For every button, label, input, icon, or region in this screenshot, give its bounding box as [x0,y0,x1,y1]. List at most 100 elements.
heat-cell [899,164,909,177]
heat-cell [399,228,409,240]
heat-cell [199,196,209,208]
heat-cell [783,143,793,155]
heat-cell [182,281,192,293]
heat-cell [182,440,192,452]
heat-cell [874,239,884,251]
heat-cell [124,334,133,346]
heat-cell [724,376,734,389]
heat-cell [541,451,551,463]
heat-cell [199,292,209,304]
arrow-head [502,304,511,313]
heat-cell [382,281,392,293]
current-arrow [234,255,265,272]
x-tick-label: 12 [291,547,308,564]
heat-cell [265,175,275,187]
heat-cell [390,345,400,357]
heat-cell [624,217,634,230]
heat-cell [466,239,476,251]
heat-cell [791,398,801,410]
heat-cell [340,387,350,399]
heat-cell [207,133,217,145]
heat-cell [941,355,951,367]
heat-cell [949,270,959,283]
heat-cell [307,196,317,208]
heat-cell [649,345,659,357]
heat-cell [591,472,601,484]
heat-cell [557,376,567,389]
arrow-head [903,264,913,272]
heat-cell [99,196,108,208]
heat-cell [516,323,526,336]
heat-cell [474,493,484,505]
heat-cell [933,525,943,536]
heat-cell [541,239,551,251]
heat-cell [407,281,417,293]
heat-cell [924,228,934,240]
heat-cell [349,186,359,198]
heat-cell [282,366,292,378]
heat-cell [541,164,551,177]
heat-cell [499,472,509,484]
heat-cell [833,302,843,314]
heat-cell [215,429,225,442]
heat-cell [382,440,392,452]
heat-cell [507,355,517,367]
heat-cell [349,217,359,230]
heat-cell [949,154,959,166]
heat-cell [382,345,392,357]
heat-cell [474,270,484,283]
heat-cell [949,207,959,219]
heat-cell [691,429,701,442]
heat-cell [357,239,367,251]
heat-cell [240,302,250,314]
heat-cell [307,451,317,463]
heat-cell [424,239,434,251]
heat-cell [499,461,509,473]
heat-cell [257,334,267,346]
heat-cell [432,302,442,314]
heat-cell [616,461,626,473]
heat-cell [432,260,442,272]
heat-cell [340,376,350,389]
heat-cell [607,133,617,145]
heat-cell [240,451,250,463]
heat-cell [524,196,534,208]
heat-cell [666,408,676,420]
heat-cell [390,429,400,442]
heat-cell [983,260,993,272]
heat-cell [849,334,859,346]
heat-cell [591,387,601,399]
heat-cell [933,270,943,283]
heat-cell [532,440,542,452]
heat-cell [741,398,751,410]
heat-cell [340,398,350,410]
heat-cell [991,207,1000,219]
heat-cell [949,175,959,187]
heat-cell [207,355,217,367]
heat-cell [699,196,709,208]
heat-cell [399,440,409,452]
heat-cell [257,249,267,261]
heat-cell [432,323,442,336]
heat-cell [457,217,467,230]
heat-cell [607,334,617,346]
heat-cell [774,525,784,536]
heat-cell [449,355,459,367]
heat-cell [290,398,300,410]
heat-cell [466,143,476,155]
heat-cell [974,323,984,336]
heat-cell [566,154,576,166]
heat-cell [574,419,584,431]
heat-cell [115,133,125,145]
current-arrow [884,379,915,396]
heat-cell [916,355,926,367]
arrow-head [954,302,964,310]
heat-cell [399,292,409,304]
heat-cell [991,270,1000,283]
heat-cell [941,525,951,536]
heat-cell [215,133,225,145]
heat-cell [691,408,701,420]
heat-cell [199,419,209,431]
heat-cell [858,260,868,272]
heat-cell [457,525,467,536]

____

Put each line of the material above into a JSON list of strings, one string per line, leaving out blank lines.

[
  "For every button, label, input, icon, or region in this screenshot, give its bounding box as [x0,y0,x1,y1]. List at most 100 elements.",
  "heat-cell [899,164,909,177]",
  "heat-cell [399,228,409,240]",
  "heat-cell [199,196,209,208]",
  "heat-cell [783,143,793,155]",
  "heat-cell [182,281,192,293]",
  "heat-cell [182,440,192,452]",
  "heat-cell [874,239,884,251]",
  "heat-cell [124,334,133,346]",
  "heat-cell [724,376,734,389]",
  "heat-cell [541,451,551,463]",
  "heat-cell [199,292,209,304]",
  "arrow-head [502,304,511,313]",
  "heat-cell [382,281,392,293]",
  "current-arrow [234,255,265,272]",
  "x-tick-label: 12 [291,547,308,564]",
  "heat-cell [265,175,275,187]",
  "heat-cell [390,345,400,357]",
  "heat-cell [624,217,634,230]",
  "heat-cell [466,239,476,251]",
  "heat-cell [791,398,801,410]",
  "heat-cell [340,387,350,399]",
  "heat-cell [207,133,217,145]",
  "heat-cell [941,355,951,367]",
  "heat-cell [949,270,959,283]",
  "heat-cell [307,196,317,208]",
  "heat-cell [649,345,659,357]",
  "heat-cell [591,472,601,484]",
  "heat-cell [557,376,567,389]",
  "arrow-head [903,264,913,272]",
  "heat-cell [99,196,108,208]",
  "heat-cell [516,323,526,336]",
  "heat-cell [474,493,484,505]",
  "heat-cell [933,525,943,536]",
  "heat-cell [541,239,551,251]",
  "heat-cell [407,281,417,293]",
  "heat-cell [924,228,934,240]",
  "heat-cell [349,186,359,198]",
  "heat-cell [282,366,292,378]",
  "heat-cell [541,164,551,177]",
  "heat-cell [499,472,509,484]",
  "heat-cell [833,302,843,314]",
  "heat-cell [215,429,225,442]",
  "heat-cell [382,440,392,452]",
  "heat-cell [507,355,517,367]",
  "heat-cell [349,217,359,230]",
  "heat-cell [949,154,959,166]",
  "heat-cell [382,345,392,357]",
  "heat-cell [474,270,484,283]",
  "heat-cell [949,207,959,219]",
  "heat-cell [691,429,701,442]",
  "heat-cell [357,239,367,251]",
  "heat-cell [240,302,250,314]",
  "heat-cell [307,451,317,463]",
  "heat-cell [424,239,434,251]",
  "heat-cell [499,461,509,473]",
  "heat-cell [257,334,267,346]",
  "heat-cell [432,302,442,314]",
  "heat-cell [616,461,626,473]",
  "heat-cell [432,260,442,272]",
  "heat-cell [340,376,350,389]",
  "heat-cell [607,133,617,145]",
  "heat-cell [240,451,250,463]",
  "heat-cell [524,196,534,208]",
  "heat-cell [666,408,676,420]",
  "heat-cell [390,429,400,442]",
  "heat-cell [983,260,993,272]",
  "heat-cell [849,334,859,346]",
  "heat-cell [591,387,601,399]",
  "heat-cell [933,270,943,283]",
  "heat-cell [532,440,542,452]",
  "heat-cell [741,398,751,410]",
  "heat-cell [340,398,350,410]",
  "heat-cell [991,207,1000,219]",
  "heat-cell [949,175,959,187]",
  "heat-cell [207,355,217,367]",
  "heat-cell [699,196,709,208]",
  "heat-cell [399,440,409,452]",
  "heat-cell [257,249,267,261]",
  "heat-cell [432,323,442,336]",
  "heat-cell [457,217,467,230]",
  "heat-cell [607,334,617,346]",
  "heat-cell [774,525,784,536]",
  "heat-cell [449,355,459,367]",
  "heat-cell [290,398,300,410]",
  "heat-cell [466,143,476,155]",
  "heat-cell [974,323,984,336]",
  "heat-cell [566,154,576,166]",
  "heat-cell [574,419,584,431]",
  "heat-cell [115,133,125,145]",
  "current-arrow [884,379,915,396]",
  "heat-cell [916,355,926,367]",
  "arrow-head [954,302,964,310]",
  "heat-cell [399,292,409,304]",
  "heat-cell [991,270,1000,283]",
  "heat-cell [941,525,951,536]",
  "heat-cell [215,133,225,145]",
  "heat-cell [691,408,701,420]",
  "heat-cell [199,419,209,431]",
  "heat-cell [858,260,868,272]",
  "heat-cell [457,525,467,536]"
]